[Start Task material]

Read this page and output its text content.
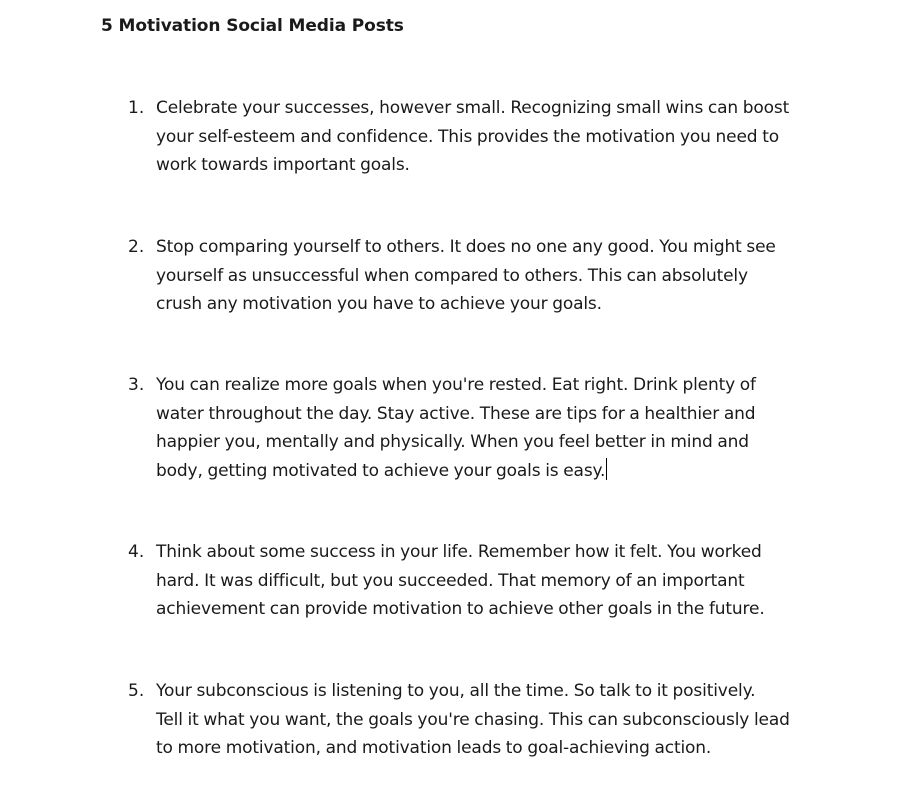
5 Motivation Social Media Posts
1. Celebrate your successes, however small. Recognizing small wins can boost
your self-esteem and confidence. This provides the motivation you need to
work towards important goals.
2. Stop comparing yourself to others. It does no one any good. You might see
yourself as unsuccessful when compared to others. This can absolutely
crush any motivation you have to achieve your goals.
3. You can realize more goals when you're rested. Eat right. Drink plenty of
water throughout the day. Stay active. These are tips for a healthier and
happier you, mentally and physically. When you feel better in mind and
body, getting motivated to achieve your goals is easy.
4. Think about some success in your life. Remember how it felt. You worked
hard. It was difficult, but you succeeded. That memory of an important
achievement can provide motivation to achieve other goals in the future.
5. Your subconscious is listening to you, all the time. So talk to it positively.
Tell it what you want, the goals you're chasing. This can subconsciously lead
to more motivation, and motivation leads to goal-achieving action.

[End Task material]

- _Written instruction_: Print the full listing exactly, dropping the pictures.

- _Solution_:
Read this page and output its text content.
5 Motivation Social Media Posts
1. Celebrate your successes, however small. Recognizing small wins can boost
your self-esteem and confidence. This provides the motivation you need to
work towards important goals.
2. Stop comparing yourself to others. It does no one any good. You might see
yourself as unsuccessful when compared to others. This can absolutely
crush any motivation you have to achieve your goals.
3. You can realize more goals when you're rested. Eat right. Drink plenty of
water throughout the day. Stay active. These are tips for a healthier and
happier you, mentally and physically. When you feel better in mind and
body, getting motivated to achieve your goals is easy.
4. Think about some success in your life. Remember how it felt. You worked
hard. It was difficult, but you succeeded. That memory of an important
achievement can provide motivation to achieve other goals in the future.
5. Your subconscious is listening to you, all the time. So talk to it positively.
Tell it what you want, the goals you're chasing. This can subconsciously lead
to more motivation, and motivation leads to goal-achieving action.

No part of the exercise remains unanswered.